**TASK OBJECTIVE:** In the listing below, identify each line with the word "Analysis" and return those lines.

**EXERCISE DATA:**

================================

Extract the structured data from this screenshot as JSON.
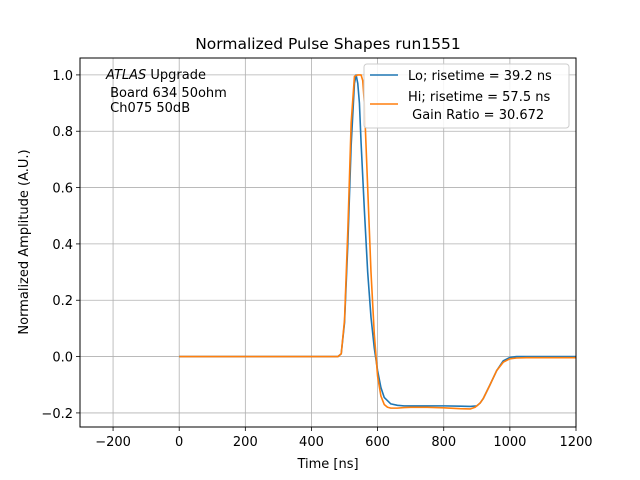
{
  "chart_data": {
    "type": "line",
    "title": "Normalized Pulse Shapes run1551",
    "xlabel": "Time [ns]",
    "ylabel": "Normalized Amplitude (A.U.)",
    "xlim": [
      -300,
      1200
    ],
    "ylim": [
      -0.25,
      1.06
    ],
    "xticks": [
      -200,
      0,
      200,
      400,
      600,
      800,
      1000,
      1200
    ],
    "xtick_labels": [
      "−200",
      "0",
      "200",
      "400",
      "600",
      "800",
      "1000",
      "1200"
    ],
    "yticks": [
      -0.2,
      0.0,
      0.2,
      0.4,
      0.6,
      0.8,
      1.0
    ],
    "ytick_labels": [
      "−0.2",
      "0.0",
      "0.2",
      "0.4",
      "0.6",
      "0.8",
      "1.0"
    ],
    "grid": true,
    "legend_position": "top-right",
    "annotation": {
      "italic": "ATLAS",
      "line1_rest": " Upgrade",
      "line2": " Board 634 50ohm",
      "line3": " Ch075 50dB"
    },
    "series": [
      {
        "name": "Lo; risetime = 39.2 ns",
        "color": "#1f77b4",
        "x": [
          0,
          100,
          200,
          300,
          400,
          480,
          490,
          500,
          510,
          520,
          530,
          535,
          540,
          545,
          550,
          560,
          570,
          580,
          590,
          600,
          610,
          620,
          640,
          660,
          680,
          700,
          750,
          800,
          850,
          880,
          900,
          910,
          920,
          940,
          960,
          980,
          1000,
          1020,
          1050,
          1100,
          1150,
          1200
        ],
        "y": [
          0,
          0,
          0,
          0,
          0,
          0,
          0.01,
          0.12,
          0.4,
          0.75,
          0.97,
          1.0,
          0.97,
          0.9,
          0.76,
          0.52,
          0.3,
          0.14,
          0.03,
          -0.05,
          -0.11,
          -0.145,
          -0.168,
          -0.173,
          -0.175,
          -0.175,
          -0.175,
          -0.175,
          -0.176,
          -0.177,
          -0.175,
          -0.165,
          -0.148,
          -0.1,
          -0.05,
          -0.015,
          -0.003,
          0,
          0,
          0,
          0,
          0
        ]
      },
      {
        "name": "Hi; risetime = 57.5 ns",
        "color": "#ff7f0e",
        "x": [
          0,
          100,
          200,
          300,
          400,
          480,
          490,
          500,
          510,
          520,
          530,
          540,
          550,
          555,
          560,
          570,
          580,
          590,
          600,
          610,
          620,
          630,
          640,
          660,
          680,
          700,
          750,
          800,
          850,
          880,
          895,
          910,
          920,
          940,
          960,
          980,
          1000,
          1020,
          1050,
          1100,
          1150,
          1200
        ],
        "y": [
          0,
          0,
          0,
          0,
          0,
          0,
          0.01,
          0.13,
          0.45,
          0.83,
          0.995,
          1.0,
          1.0,
          0.98,
          0.9,
          0.6,
          0.3,
          0.08,
          -0.07,
          -0.14,
          -0.17,
          -0.18,
          -0.183,
          -0.183,
          -0.181,
          -0.18,
          -0.18,
          -0.182,
          -0.185,
          -0.186,
          -0.18,
          -0.165,
          -0.148,
          -0.1,
          -0.05,
          -0.02,
          -0.008,
          -0.005,
          -0.004,
          -0.004,
          -0.004,
          -0.004
        ]
      }
    ],
    "legend_extra": " Gain Ratio = 30.672"
  }
}
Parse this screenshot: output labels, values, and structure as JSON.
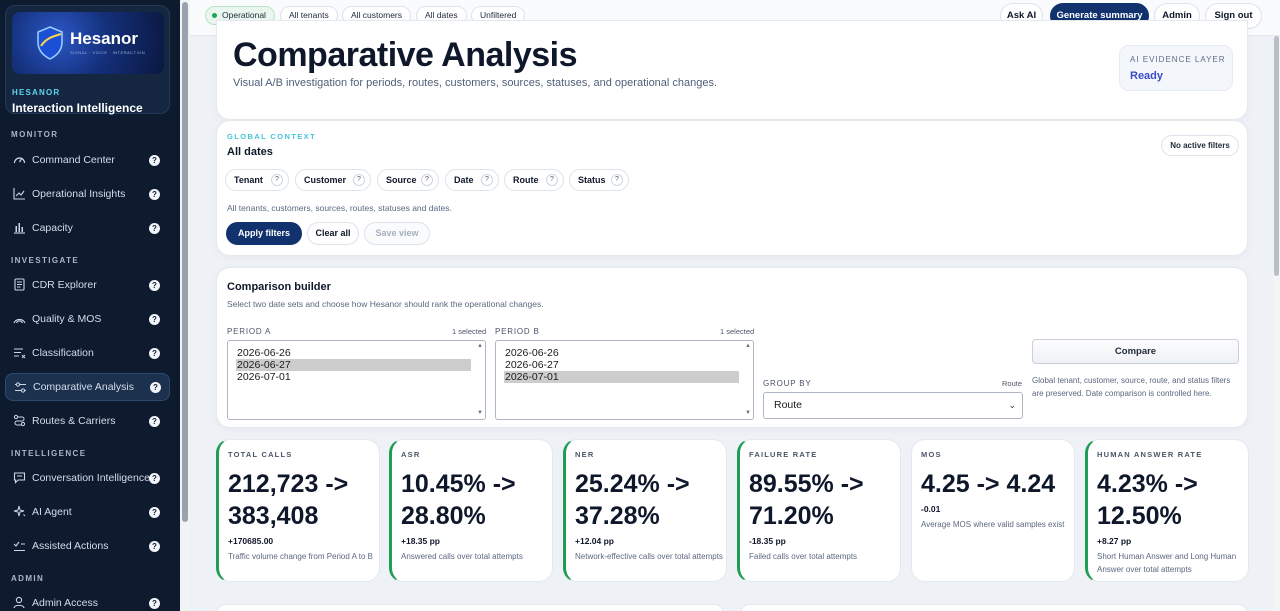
{
  "brand": {
    "logo_text": "Hesanor",
    "logo_tagline": "SIGNAL · VOICE · INTERACTION",
    "kicker": "HESANOR",
    "name": "Interaction Intelligence"
  },
  "sidebar": {
    "sections": [
      {
        "title": "MONITOR",
        "items": [
          {
            "label": "Command Center",
            "icon": "gauge-icon"
          },
          {
            "label": "Operational Insights",
            "icon": "trend-icon"
          },
          {
            "label": "Capacity",
            "icon": "bar-chart-icon"
          }
        ]
      },
      {
        "title": "INVESTIGATE",
        "items": [
          {
            "label": "CDR Explorer",
            "icon": "document-icon"
          },
          {
            "label": "Quality & MOS",
            "icon": "signal-icon"
          },
          {
            "label": "Classification",
            "icon": "filter-list-icon"
          },
          {
            "label": "Comparative Analysis",
            "icon": "sliders-icon",
            "active": true
          },
          {
            "label": "Routes & Carriers",
            "icon": "route-icon"
          }
        ]
      },
      {
        "title": "INTELLIGENCE",
        "items": [
          {
            "label": "Conversation Intelligence",
            "icon": "chat-icon"
          },
          {
            "label": "AI Agent",
            "icon": "sparkle-icon"
          },
          {
            "label": "Assisted Actions",
            "icon": "check-list-icon"
          }
        ]
      },
      {
        "title": "ADMIN",
        "items": [
          {
            "label": "Admin Access",
            "icon": "user-icon"
          }
        ]
      }
    ],
    "help_glyph": "?"
  },
  "topbar": {
    "status": "Operational",
    "chips": [
      "All tenants",
      "All customers",
      "All dates",
      "Unfiltered"
    ],
    "buttons": {
      "ask_ai": "Ask AI",
      "generate_summary": "Generate summary",
      "admin": "Admin",
      "sign_out": "Sign out"
    }
  },
  "hero": {
    "title": "Comparative Analysis",
    "subtitle": "Visual A/B investigation for periods, routes, customers, sources, statuses, and operational changes.",
    "evidence_kicker": "AI EVIDENCE LAYER",
    "evidence_status": "Ready"
  },
  "global_context": {
    "kicker": "GLOBAL CONTEXT",
    "title": "All dates",
    "no_filters": "No active filters",
    "filters": [
      "Tenant",
      "Customer",
      "Source",
      "Date",
      "Route",
      "Status"
    ],
    "help_glyph": "?",
    "summary": "All tenants, customers, sources, routes, statuses and dates.",
    "apply": "Apply filters",
    "clear": "Clear all",
    "save": "Save view"
  },
  "comparison": {
    "title": "Comparison builder",
    "subtitle": "Select two date sets and choose how Hesanor should rank the operational changes.",
    "period_a": {
      "label": "PERIOD A",
      "count": "1 selected",
      "options": [
        "2026-06-26",
        "2026-06-27",
        "2026-07-01"
      ],
      "selected": "2026-06-27"
    },
    "period_b": {
      "label": "PERIOD B",
      "count": "1 selected",
      "options": [
        "2026-06-26",
        "2026-06-27",
        "2026-07-01"
      ],
      "selected": "2026-07-01"
    },
    "group_by_label": "GROUP BY",
    "group_by_hint": "Route",
    "group_by_value": "Route",
    "compare_button": "Compare",
    "note": "Global tenant, customer, source, route, and status filters are preserved. Date comparison is controlled here."
  },
  "kpis": [
    {
      "title": "TOTAL CALLS",
      "value": "212,723 -> 383,408",
      "delta": "+170685.00",
      "desc": "Traffic volume change from Period A to B",
      "accent": "#1f9d55"
    },
    {
      "title": "ASR",
      "value": "10.45% -> 28.80%",
      "delta": "+18.35 pp",
      "desc": "Answered calls over total attempts",
      "accent": "#1f9d55"
    },
    {
      "title": "NER",
      "value": "25.24% -> 37.28%",
      "delta": "+12.04 pp",
      "desc": "Network-effective calls over total attempts",
      "accent": "#1f9d55"
    },
    {
      "title": "FAILURE RATE",
      "value": "89.55% -> 71.20%",
      "delta": "-18.35 pp",
      "desc": "Failed calls over total attempts",
      "accent": "#1f9d55"
    },
    {
      "title": "MOS",
      "value": "4.25 -> 4.24",
      "delta": "-0.01",
      "desc": "Average MOS where valid samples exist",
      "accent": "none"
    },
    {
      "title": "HUMAN ANSWER RATE",
      "value": "4.23% -> 12.50%",
      "delta": "+8.27 pp",
      "desc": "Short Human Answer and Long Human Answer over total attempts",
      "accent": "#1f9d55"
    }
  ]
}
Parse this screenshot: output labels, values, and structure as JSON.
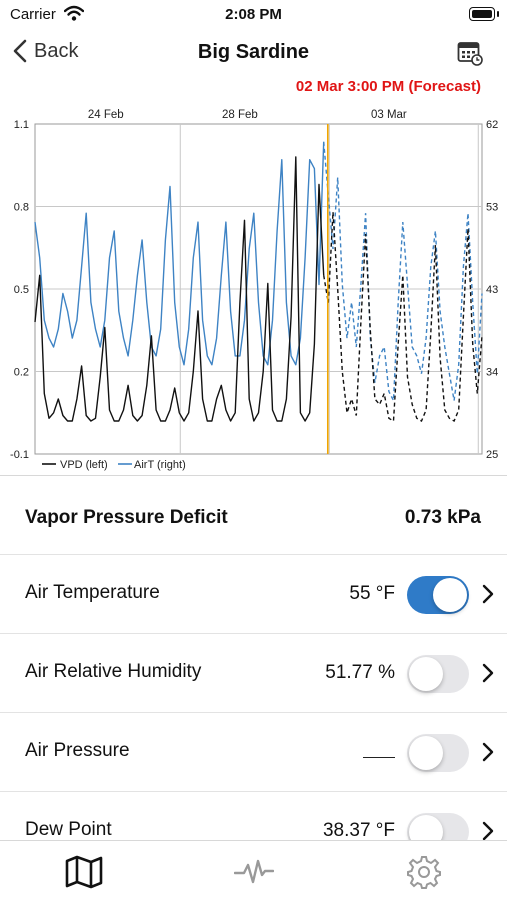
{
  "status_bar": {
    "carrier": "Carrier",
    "time": "2:08 PM"
  },
  "nav": {
    "back_label": "Back",
    "title": "Big Sardine"
  },
  "forecast_label": "02 Mar 3:00 PM (Forecast)",
  "chart_data": {
    "type": "line",
    "x_tick_labels": [
      "24 Feb",
      "28 Feb",
      "03 Mar"
    ],
    "y_left_ticks": [
      "1.1",
      "0.8",
      "0.5",
      "0.2",
      "-0.1"
    ],
    "y_right_ticks": [
      "62",
      "53",
      "43",
      "34",
      "25"
    ],
    "ylim_left": [
      -0.1,
      1.1
    ],
    "ylim_right": [
      25,
      62
    ],
    "grid": true,
    "legend_position": "bottom-left",
    "legend": [
      "VPD (left)",
      "AirT (right)"
    ],
    "x_days": [
      0,
      0.125,
      0.25,
      0.375,
      0.5,
      0.625,
      0.75,
      0.875,
      1.0,
      1.125,
      1.25,
      1.375,
      1.5,
      1.625,
      1.75,
      1.875,
      2.0,
      2.125,
      2.25,
      2.375,
      2.5,
      2.625,
      2.75,
      2.875,
      3.0,
      3.125,
      3.25,
      3.375,
      3.5,
      3.625,
      3.75,
      3.875,
      4.0,
      4.125,
      4.25,
      4.375,
      4.5,
      4.625,
      4.75,
      4.875,
      5.0,
      5.125,
      5.25,
      5.375,
      5.5,
      5.625,
      5.75,
      5.875,
      6.0,
      6.125,
      6.25,
      6.375,
      6.5,
      6.625,
      6.75,
      6.875,
      7.0,
      7.125,
      7.25,
      7.375,
      7.5,
      7.625,
      7.75,
      7.875,
      8.0,
      8.125,
      8.25,
      8.375,
      8.5,
      8.625,
      8.75,
      8.875,
      9.0,
      9.125,
      9.25,
      9.375,
      9.5,
      9.625,
      9.75,
      9.875,
      10.0,
      10.125,
      10.25,
      10.375,
      10.5,
      10.625,
      10.75,
      10.875,
      11.0,
      11.125,
      11.25,
      11.375,
      11.5,
      11.625,
      11.75,
      11.875,
      12.0
    ],
    "now_day": 7.86,
    "series": [
      {
        "name": "VPD (left)",
        "color": "#111111",
        "values": [
          0.38,
          0.55,
          0.12,
          0.03,
          0.05,
          0.1,
          0.04,
          0.02,
          0.02,
          0.1,
          0.22,
          0.04,
          0.02,
          0.03,
          0.18,
          0.36,
          0.06,
          0.02,
          0.02,
          0.06,
          0.15,
          0.04,
          0.02,
          0.04,
          0.15,
          0.33,
          0.06,
          0.02,
          0.02,
          0.06,
          0.14,
          0.05,
          0.02,
          0.05,
          0.2,
          0.42,
          0.1,
          0.02,
          0.02,
          0.1,
          0.15,
          0.06,
          0.02,
          0.05,
          0.45,
          0.75,
          0.1,
          0.02,
          0.05,
          0.2,
          0.52,
          0.06,
          0.02,
          0.02,
          0.1,
          0.4,
          0.98,
          0.05,
          0.02,
          0.05,
          0.3,
          0.88,
          0.55,
          0.45,
          0.78,
          0.5,
          0.2,
          0.05,
          0.1,
          0.04,
          0.38,
          0.7,
          0.35,
          0.1,
          0.08,
          0.12,
          0.03,
          0.02,
          0.3,
          0.55,
          0.18,
          0.08,
          0.03,
          0.02,
          0.06,
          0.34,
          0.66,
          0.25,
          0.06,
          0.03,
          0.02,
          0.06,
          0.4,
          0.72,
          0.3,
          0.12,
          0.33
        ]
      },
      {
        "name": "AirT (right)",
        "color": "#3e83c4",
        "values": [
          51,
          47,
          40,
          38,
          37,
          39,
          43,
          41,
          38,
          40,
          46,
          52,
          42,
          39,
          37,
          40,
          47,
          50,
          41,
          38,
          36,
          40,
          45,
          49,
          42,
          37,
          36,
          39,
          49,
          55,
          42,
          37,
          35,
          39,
          47,
          51,
          40,
          36,
          35,
          38,
          45,
          51,
          41,
          36,
          36,
          40,
          48,
          52,
          42,
          36,
          35,
          40,
          50,
          58,
          42,
          36,
          35,
          38,
          47,
          58,
          57,
          44,
          60,
          54,
          48,
          56,
          44,
          38,
          42,
          37,
          44,
          52,
          38,
          33,
          36,
          37,
          32,
          31,
          42,
          51,
          44,
          37,
          36,
          34,
          38,
          46,
          50,
          41,
          37,
          34,
          31,
          35,
          46,
          52,
          42,
          34,
          43
        ]
      }
    ]
  },
  "vpd": {
    "label": "Vapor Pressure Deficit",
    "value": "0.73 kPa"
  },
  "rows": [
    {
      "label": "Air Temperature",
      "value": "55 °F",
      "on": true
    },
    {
      "label": "Air Relative Humidity",
      "value": "51.77 %",
      "on": false
    },
    {
      "label": "Air Pressure",
      "value": "",
      "on": false
    },
    {
      "label": "Dew Point",
      "value": "38.37 °F",
      "on": false
    }
  ],
  "icons": {
    "back": "chevron-left-icon",
    "calendar": "calendar-icon",
    "chevron": "chevron-right-icon",
    "map": "map-icon",
    "graph": "activity-icon",
    "settings": "gear-icon"
  }
}
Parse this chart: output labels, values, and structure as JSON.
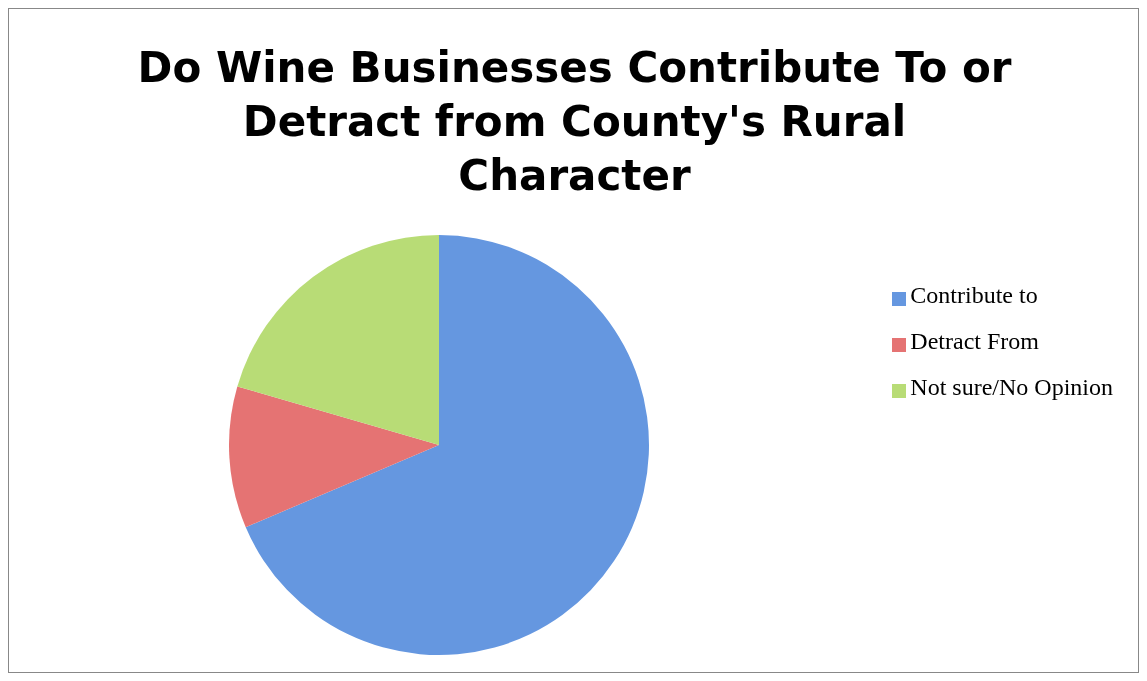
{
  "chart_data": {
    "type": "pie",
    "title": "Do Wine Businesses Contribute To or Detract from County's Rural Character",
    "categories": [
      "Contribute to",
      "Detract From",
      "Not sure/No Opinion"
    ],
    "values": [
      68.6,
      10.9,
      20.5
    ],
    "colors": [
      "#6597e0",
      "#e57373",
      "#b8dc76"
    ],
    "legend": "right"
  }
}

================================

**REPLY:**
            "label": "Comparative Analysis",
    "title": "Comparative Analysis",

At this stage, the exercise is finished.